TASK STATEMENT
In the entries below, find every line holding the string "утверждении" and collect it.

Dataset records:
• • • • • • •
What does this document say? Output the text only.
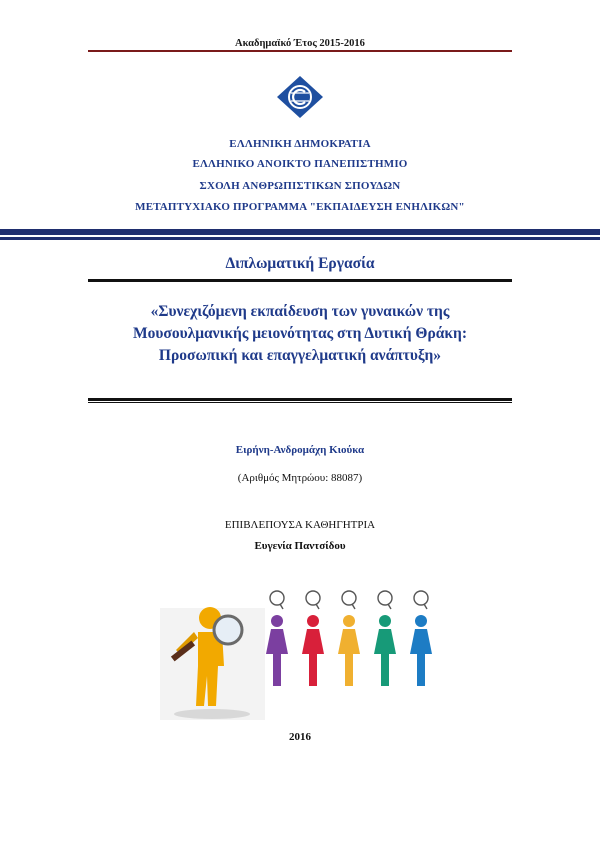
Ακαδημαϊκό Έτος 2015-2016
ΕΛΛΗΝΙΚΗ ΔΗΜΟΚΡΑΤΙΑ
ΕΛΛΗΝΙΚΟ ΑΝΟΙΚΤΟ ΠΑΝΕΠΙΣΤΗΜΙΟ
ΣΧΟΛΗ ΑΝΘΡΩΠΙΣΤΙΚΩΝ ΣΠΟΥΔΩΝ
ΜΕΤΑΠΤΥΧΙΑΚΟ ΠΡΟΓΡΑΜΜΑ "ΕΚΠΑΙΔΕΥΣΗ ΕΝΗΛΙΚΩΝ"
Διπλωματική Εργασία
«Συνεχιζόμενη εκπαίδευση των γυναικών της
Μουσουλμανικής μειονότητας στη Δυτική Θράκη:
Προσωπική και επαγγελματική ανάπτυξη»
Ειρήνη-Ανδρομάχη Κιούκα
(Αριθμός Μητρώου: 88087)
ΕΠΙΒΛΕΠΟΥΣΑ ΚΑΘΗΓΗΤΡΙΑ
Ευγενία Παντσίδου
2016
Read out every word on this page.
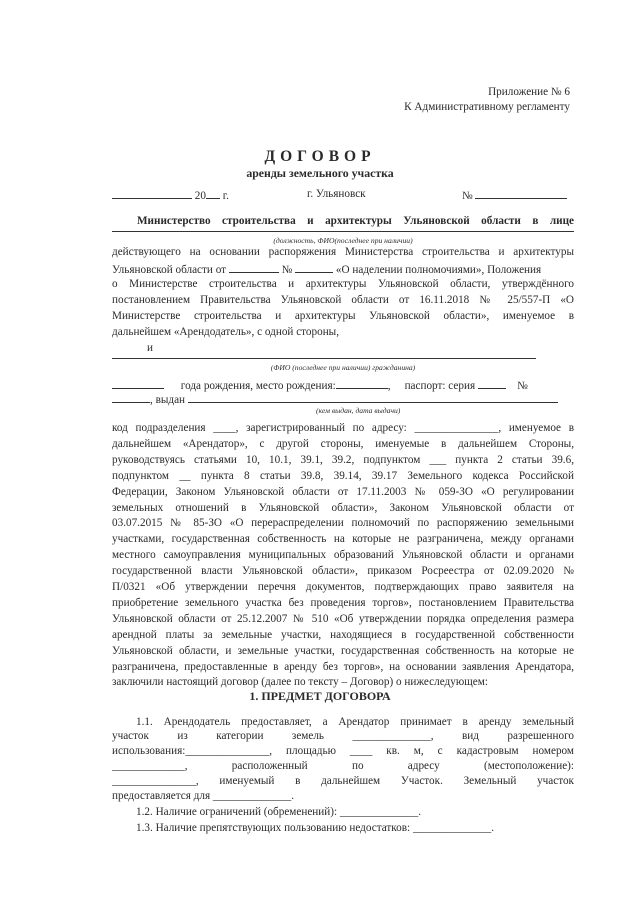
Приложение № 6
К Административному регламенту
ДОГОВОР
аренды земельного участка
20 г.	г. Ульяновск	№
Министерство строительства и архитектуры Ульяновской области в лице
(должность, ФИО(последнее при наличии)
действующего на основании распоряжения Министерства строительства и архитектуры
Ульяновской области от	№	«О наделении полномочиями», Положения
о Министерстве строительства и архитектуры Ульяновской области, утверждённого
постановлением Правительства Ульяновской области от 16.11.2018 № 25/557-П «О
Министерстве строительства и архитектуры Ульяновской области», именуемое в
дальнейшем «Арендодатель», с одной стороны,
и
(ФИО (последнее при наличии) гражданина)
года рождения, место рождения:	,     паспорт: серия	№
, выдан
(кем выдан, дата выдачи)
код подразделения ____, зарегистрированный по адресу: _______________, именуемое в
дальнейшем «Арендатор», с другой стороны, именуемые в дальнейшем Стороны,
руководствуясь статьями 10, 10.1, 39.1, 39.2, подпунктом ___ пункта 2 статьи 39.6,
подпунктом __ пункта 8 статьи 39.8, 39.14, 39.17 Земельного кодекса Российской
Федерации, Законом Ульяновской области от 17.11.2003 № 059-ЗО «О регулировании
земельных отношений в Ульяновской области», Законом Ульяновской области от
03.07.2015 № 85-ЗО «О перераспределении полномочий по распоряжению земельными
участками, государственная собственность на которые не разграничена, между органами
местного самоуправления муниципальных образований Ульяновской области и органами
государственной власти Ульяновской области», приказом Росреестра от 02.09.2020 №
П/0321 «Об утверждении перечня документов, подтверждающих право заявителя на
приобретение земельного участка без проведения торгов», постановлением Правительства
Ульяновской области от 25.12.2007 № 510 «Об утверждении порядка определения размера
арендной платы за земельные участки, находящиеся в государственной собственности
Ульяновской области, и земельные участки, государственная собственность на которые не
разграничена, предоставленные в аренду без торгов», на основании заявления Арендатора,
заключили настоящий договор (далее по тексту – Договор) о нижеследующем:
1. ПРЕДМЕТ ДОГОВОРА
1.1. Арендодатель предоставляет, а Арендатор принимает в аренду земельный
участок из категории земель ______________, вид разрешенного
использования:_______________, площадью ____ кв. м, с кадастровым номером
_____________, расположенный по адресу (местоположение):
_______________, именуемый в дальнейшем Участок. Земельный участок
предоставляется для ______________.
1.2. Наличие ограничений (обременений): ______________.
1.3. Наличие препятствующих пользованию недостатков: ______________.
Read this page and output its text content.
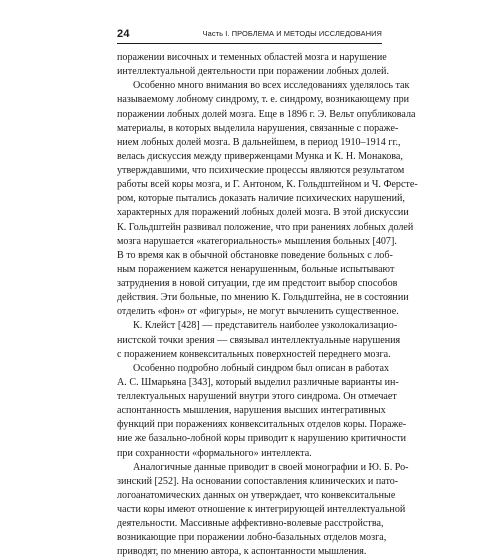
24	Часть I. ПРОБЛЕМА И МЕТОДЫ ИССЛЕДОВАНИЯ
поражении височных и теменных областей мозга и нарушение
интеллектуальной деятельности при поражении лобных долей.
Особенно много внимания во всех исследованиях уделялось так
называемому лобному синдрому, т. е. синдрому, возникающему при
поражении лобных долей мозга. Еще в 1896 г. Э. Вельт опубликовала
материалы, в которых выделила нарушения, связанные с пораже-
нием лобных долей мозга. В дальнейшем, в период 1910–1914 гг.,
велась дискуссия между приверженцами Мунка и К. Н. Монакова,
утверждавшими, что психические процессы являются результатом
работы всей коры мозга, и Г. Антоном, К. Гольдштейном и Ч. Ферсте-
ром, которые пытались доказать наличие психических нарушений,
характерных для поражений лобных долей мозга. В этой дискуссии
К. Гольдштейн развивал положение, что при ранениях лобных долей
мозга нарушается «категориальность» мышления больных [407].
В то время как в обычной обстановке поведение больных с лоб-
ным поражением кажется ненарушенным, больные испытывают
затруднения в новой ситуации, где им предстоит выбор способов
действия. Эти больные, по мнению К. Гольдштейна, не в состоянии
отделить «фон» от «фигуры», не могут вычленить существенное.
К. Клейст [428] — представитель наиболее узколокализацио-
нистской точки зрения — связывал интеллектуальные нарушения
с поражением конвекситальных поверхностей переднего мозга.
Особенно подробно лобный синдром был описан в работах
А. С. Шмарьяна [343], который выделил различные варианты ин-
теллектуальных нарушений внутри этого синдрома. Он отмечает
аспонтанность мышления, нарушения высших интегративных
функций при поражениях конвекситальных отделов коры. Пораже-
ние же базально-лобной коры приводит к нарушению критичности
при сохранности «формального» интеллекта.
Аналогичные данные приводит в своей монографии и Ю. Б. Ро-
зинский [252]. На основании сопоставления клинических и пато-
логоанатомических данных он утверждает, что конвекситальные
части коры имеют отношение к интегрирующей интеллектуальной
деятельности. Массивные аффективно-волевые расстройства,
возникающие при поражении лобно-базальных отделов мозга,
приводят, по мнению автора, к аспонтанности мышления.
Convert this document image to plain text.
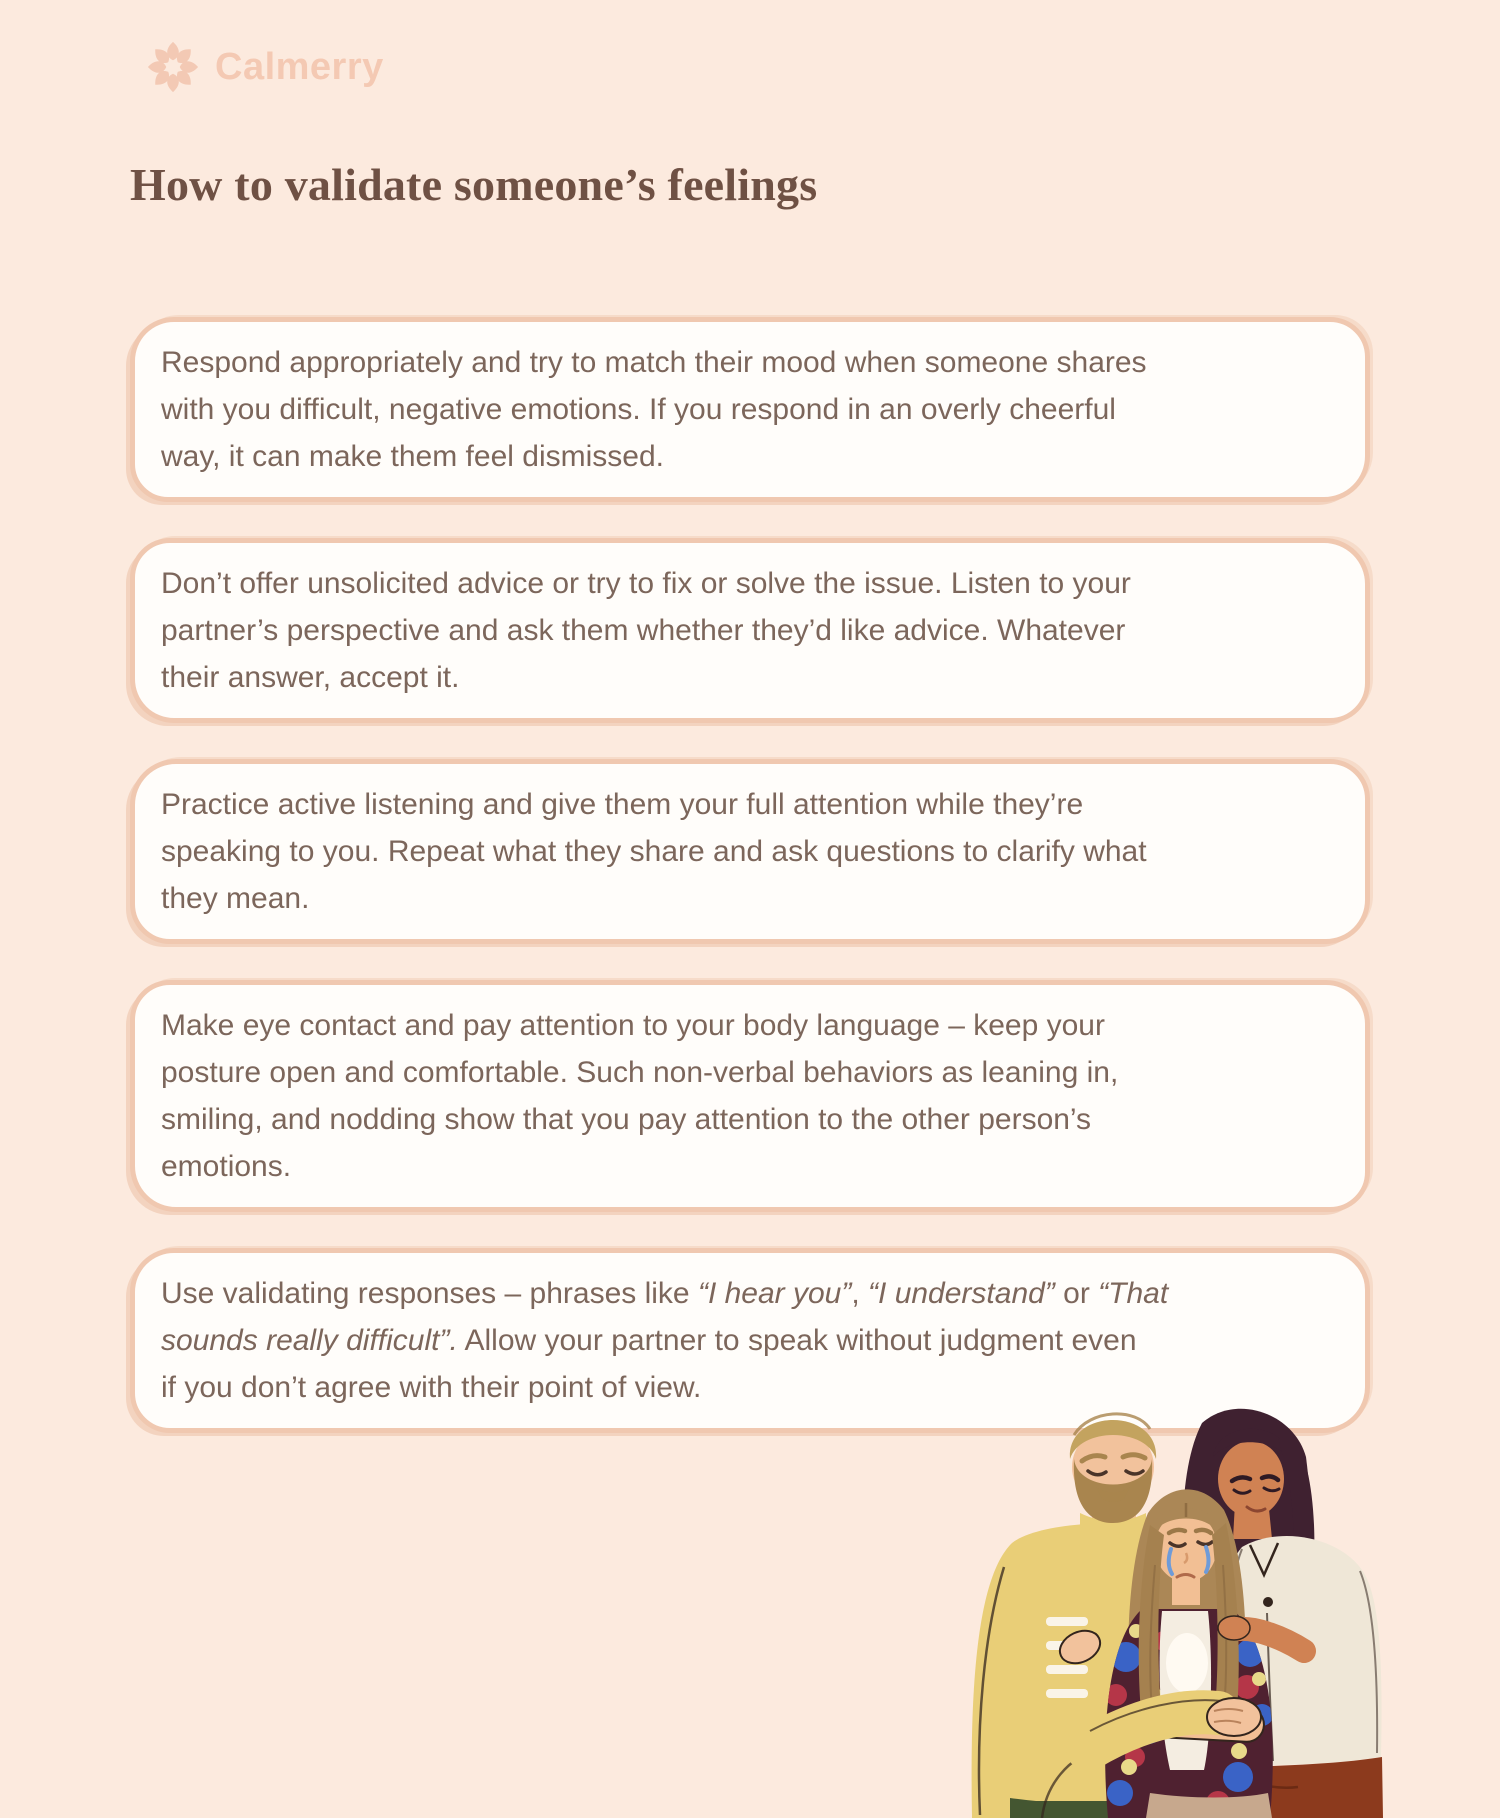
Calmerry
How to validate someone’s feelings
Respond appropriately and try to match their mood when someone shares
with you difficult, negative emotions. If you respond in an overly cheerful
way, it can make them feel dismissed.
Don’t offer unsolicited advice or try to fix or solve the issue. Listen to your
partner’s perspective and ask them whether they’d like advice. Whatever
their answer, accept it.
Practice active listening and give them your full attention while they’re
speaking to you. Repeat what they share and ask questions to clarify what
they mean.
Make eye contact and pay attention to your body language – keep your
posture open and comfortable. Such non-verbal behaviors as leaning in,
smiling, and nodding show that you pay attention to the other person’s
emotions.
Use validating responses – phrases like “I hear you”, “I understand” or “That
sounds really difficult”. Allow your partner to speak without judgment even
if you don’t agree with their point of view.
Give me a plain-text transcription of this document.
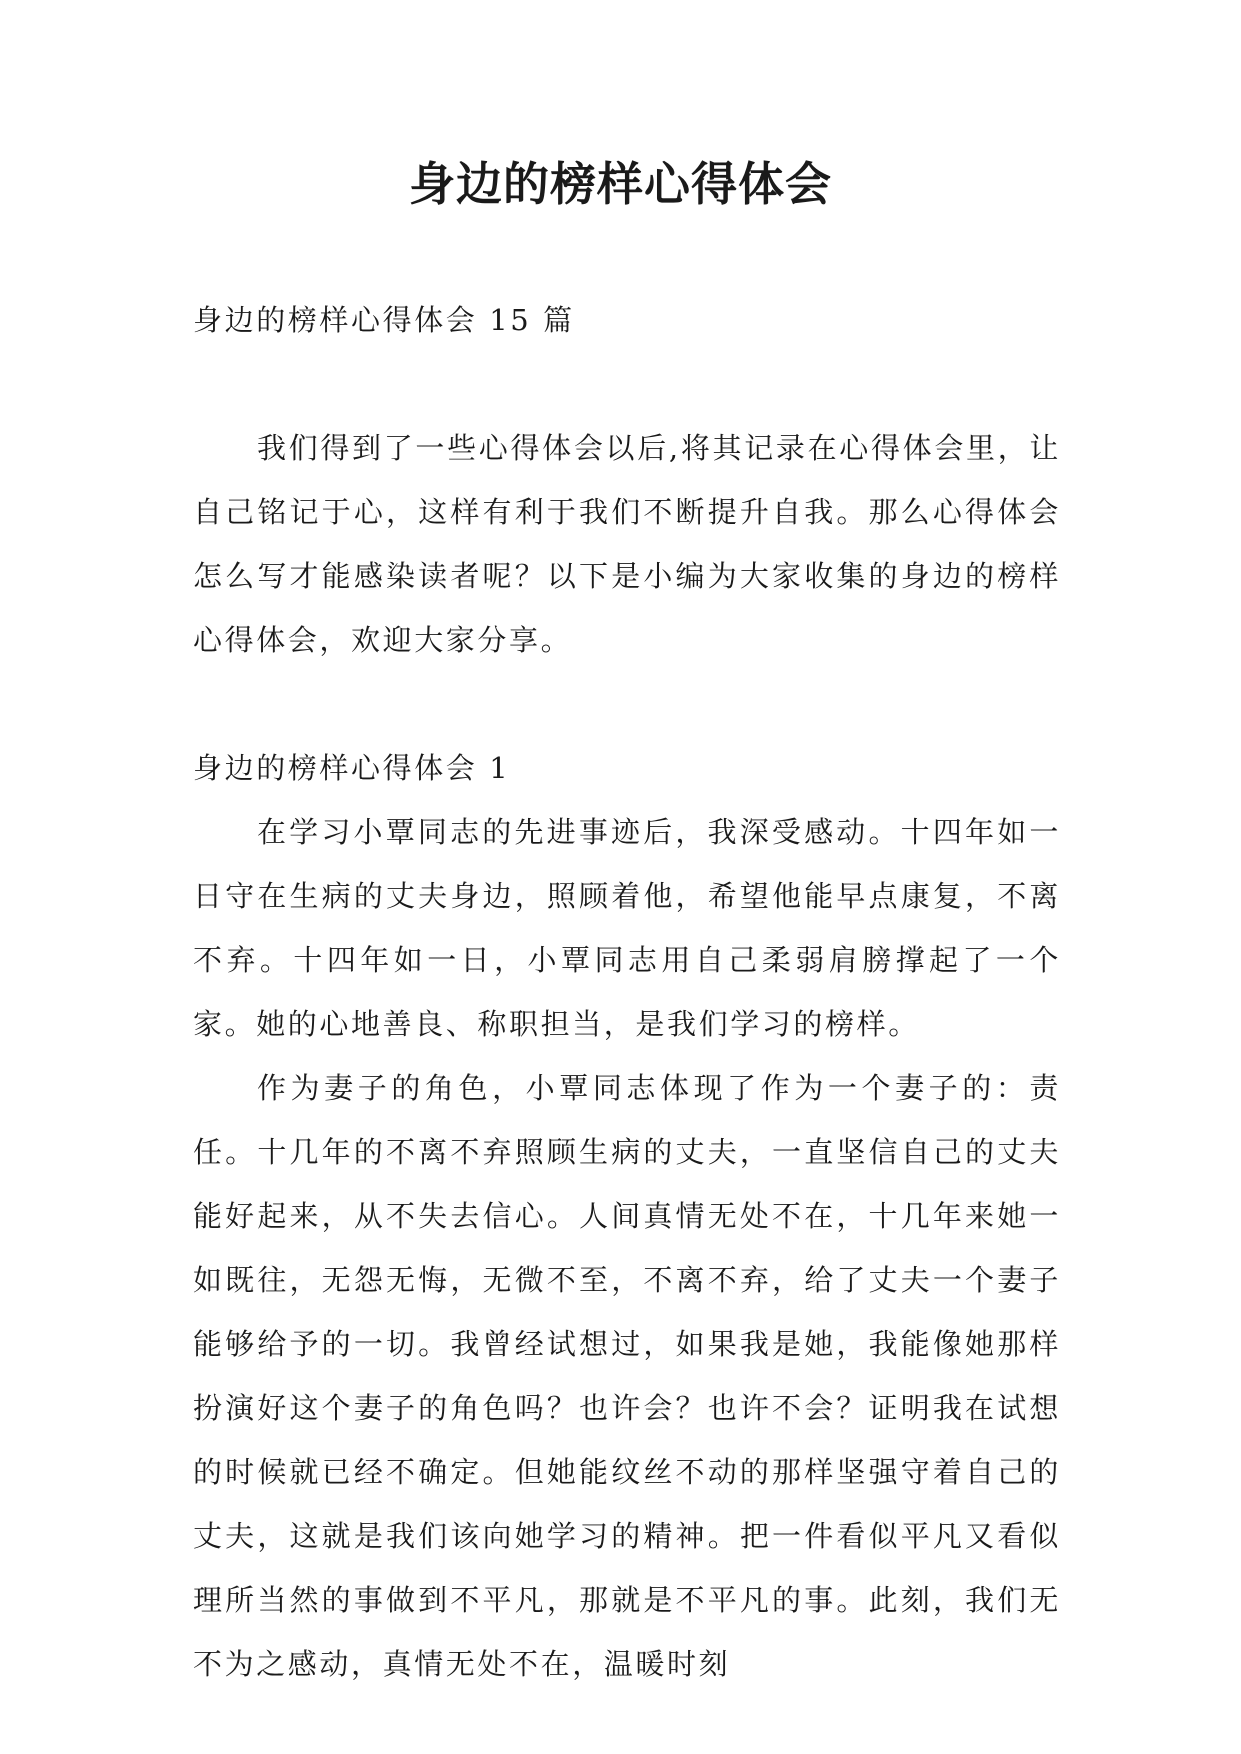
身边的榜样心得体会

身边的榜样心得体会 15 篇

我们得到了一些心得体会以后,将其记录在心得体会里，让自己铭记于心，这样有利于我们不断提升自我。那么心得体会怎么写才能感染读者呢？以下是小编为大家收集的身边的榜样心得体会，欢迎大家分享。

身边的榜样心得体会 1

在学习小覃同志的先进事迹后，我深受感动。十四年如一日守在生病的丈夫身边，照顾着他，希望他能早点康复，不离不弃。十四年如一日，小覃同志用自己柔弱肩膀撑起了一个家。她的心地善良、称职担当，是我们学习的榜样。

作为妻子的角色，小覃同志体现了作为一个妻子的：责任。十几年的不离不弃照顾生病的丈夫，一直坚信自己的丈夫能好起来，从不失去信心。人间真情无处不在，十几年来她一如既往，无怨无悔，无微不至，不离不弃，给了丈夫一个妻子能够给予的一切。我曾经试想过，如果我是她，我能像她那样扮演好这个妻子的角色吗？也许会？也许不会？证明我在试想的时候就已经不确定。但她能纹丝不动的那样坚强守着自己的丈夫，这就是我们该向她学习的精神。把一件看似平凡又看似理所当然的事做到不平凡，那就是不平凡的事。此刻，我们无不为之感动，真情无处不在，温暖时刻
• • • • • • •
THE RESULT
П/0321 «Об утверждении перечня документов, подтверждающих право заявителя на
Ульяновской области от 25.12.2007 № 510 «Об утверждении порядка определения размера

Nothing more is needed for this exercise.